Source data:
— start —
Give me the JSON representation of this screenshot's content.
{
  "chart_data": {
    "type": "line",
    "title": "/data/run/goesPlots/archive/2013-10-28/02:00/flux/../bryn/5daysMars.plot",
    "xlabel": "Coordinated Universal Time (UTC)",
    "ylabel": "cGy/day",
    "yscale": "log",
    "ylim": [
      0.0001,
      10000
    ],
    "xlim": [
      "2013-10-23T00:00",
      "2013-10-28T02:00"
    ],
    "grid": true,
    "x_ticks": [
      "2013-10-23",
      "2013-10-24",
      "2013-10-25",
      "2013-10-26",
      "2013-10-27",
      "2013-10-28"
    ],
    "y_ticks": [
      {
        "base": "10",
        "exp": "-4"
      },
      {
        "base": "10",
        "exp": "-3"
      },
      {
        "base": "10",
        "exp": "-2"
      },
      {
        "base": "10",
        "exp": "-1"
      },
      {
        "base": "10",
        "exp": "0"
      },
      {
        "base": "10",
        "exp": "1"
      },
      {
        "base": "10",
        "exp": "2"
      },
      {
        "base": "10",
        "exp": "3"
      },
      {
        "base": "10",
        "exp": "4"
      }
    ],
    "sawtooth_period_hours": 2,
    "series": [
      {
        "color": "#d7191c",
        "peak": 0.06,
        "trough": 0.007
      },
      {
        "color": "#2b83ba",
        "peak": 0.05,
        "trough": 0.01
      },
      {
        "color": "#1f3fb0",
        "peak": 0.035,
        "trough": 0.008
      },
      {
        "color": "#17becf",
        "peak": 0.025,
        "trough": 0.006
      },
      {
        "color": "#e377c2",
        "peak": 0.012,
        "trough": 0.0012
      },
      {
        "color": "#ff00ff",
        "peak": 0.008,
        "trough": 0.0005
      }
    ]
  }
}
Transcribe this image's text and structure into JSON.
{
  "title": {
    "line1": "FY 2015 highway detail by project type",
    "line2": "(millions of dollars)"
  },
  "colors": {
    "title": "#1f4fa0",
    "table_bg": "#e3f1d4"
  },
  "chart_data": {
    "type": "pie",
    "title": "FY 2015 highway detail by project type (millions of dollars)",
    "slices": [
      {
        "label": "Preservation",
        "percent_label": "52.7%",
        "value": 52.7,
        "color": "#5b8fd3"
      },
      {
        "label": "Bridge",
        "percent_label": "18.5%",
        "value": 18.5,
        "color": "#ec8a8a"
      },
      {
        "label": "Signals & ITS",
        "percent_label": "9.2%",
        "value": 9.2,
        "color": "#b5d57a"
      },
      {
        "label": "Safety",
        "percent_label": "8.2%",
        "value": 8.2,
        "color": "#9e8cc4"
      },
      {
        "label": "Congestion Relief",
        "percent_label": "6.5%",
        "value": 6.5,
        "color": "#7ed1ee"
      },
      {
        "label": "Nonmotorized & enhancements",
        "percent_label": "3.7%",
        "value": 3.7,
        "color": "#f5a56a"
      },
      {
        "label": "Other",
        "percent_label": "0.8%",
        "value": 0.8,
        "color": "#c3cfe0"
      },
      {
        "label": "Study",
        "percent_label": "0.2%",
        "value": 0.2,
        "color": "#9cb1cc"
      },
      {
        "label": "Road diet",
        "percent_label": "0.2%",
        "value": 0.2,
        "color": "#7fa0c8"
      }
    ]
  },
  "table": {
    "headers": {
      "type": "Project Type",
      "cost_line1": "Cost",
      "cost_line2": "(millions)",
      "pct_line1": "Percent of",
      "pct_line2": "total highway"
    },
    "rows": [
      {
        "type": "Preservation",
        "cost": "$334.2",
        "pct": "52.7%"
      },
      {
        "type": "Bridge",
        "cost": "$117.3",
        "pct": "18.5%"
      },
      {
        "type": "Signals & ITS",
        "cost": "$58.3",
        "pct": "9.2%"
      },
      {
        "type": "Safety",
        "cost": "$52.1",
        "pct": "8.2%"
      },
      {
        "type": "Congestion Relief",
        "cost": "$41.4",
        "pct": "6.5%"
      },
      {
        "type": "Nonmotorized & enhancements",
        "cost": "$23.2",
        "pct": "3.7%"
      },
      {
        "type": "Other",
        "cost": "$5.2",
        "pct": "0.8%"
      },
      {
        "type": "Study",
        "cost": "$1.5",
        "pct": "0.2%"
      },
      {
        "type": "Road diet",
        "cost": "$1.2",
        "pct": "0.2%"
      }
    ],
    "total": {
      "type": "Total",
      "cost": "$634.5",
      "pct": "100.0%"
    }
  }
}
— end —
- [Your instructions] Repeat the records above in full, character for character.

- [Full response]
Give me the JSON representation of this screenshot's content.
{
  "chart_data": {
    "type": "line",
    "title": "/data/run/goesPlots/archive/2013-10-28/02:00/flux/../bryn/5daysMars.plot",
    "xlabel": "Coordinated Universal Time (UTC)",
    "ylabel": "cGy/day",
    "yscale": "log",
    "ylim": [
      0.0001,
      10000
    ],
    "xlim": [
      "2013-10-23T00:00",
      "2013-10-28T02:00"
    ],
    "grid": true,
    "x_ticks": [
      "2013-10-23",
      "2013-10-24",
      "2013-10-25",
      "2013-10-26",
      "2013-10-27",
      "2013-10-28"
    ],
    "y_ticks": [
      {
        "base": "10",
        "exp": "-4"
      },
      {
        "base": "10",
        "exp": "-3"
      },
      {
        "base": "10",
        "exp": "-2"
      },
      {
        "base": "10",
        "exp": "-1"
      },
      {
        "base": "10",
        "exp": "0"
      },
      {
        "base": "10",
        "exp": "1"
      },
      {
        "base": "10",
        "exp": "2"
      },
      {
        "base": "10",
        "exp": "3"
      },
      {
        "base": "10",
        "exp": "4"
      }
    ],
    "sawtooth_period_hours": 2,
    "series": [
      {
        "color": "#d7191c",
        "peak": 0.06,
        "trough": 0.007
      },
      {
        "color": "#2b83ba",
        "peak": 0.05,
        "trough": 0.01
      },
      {
        "color": "#1f3fb0",
        "peak": 0.035,
        "trough": 0.008
      },
      {
        "color": "#17becf",
        "peak": 0.025,
        "trough": 0.006
      },
      {
        "color": "#e377c2",
        "peak": 0.012,
        "trough": 0.0012
      },
      {
        "color": "#ff00ff",
        "peak": 0.008,
        "trough": 0.0005
      }
    ]
  }
}
Transcribe this image's text and structure into JSON.
{
  "title": {
    "line1": "FY 2015 highway detail by project type",
    "line2": "(millions of dollars)"
  },
  "colors": {
    "title": "#1f4fa0",
    "table_bg": "#e3f1d4"
  },
  "chart_data": {
    "type": "pie",
    "title": "FY 2015 highway detail by project type (millions of dollars)",
    "slices": [
      {
        "label": "Preservation",
        "percent_label": "52.7%",
        "value": 52.7,
        "color": "#5b8fd3"
      },
      {
        "label": "Bridge",
        "percent_label": "18.5%",
        "value": 18.5,
        "color": "#ec8a8a"
      },
      {
        "label": "Signals & ITS",
        "percent_label": "9.2%",
        "value": 9.2,
        "color": "#b5d57a"
      },
      {
        "label": "Safety",
        "percent_label": "8.2%",
        "value": 8.2,
        "color": "#9e8cc4"
      },
      {
        "label": "Congestion Relief",
        "percent_label": "6.5%",
        "value": 6.5,
        "color": "#7ed1ee"
      },
      {
        "label": "Nonmotorized & enhancements",
        "percent_label": "3.7%",
        "value": 3.7,
        "color": "#f5a56a"
      },
      {
        "label": "Other",
        "percent_label": "0.8%",
        "value": 0.8,
        "color": "#c3cfe0"
      },
      {
        "label": "Study",
        "percent_label": "0.2%",
        "value": 0.2,
        "color": "#9cb1cc"
      },
      {
        "label": "Road diet",
        "percent_label": "0.2%",
        "value": 0.2,
        "color": "#7fa0c8"
      }
    ]
  },
  "table": {
    "headers": {
      "type": "Project Type",
      "cost_line1": "Cost",
      "cost_line2": "(millions)",
      "pct_line1": "Percent of",
      "pct_line2": "total highway"
    },
    "rows": [
      {
        "type": "Preservation",
        "cost": "$334.2",
        "pct": "52.7%"
      },
      {
        "type": "Bridge",
        "cost": "$117.3",
        "pct": "18.5%"
      },
      {
        "type": "Signals & ITS",
        "cost": "$58.3",
        "pct": "9.2%"
      },
      {
        "type": "Safety",
        "cost": "$52.1",
        "pct": "8.2%"
      },
      {
        "type": "Congestion Relief",
        "cost": "$41.4",
        "pct": "6.5%"
      },
      {
        "type": "Nonmotorized & enhancements",
        "cost": "$23.2",
        "pct": "3.7%"
      },
      {
        "type": "Other",
        "cost": "$5.2",
        "pct": "0.8%"
      },
      {
        "type": "Study",
        "cost": "$1.5",
        "pct": "0.2%"
      },
      {
        "type": "Road diet",
        "cost": "$1.2",
        "pct": "0.2%"
      }
    ],
    "total": {
      "type": "Total",
      "cost": "$634.5",
      "pct": "100.0%"
    }
  }
}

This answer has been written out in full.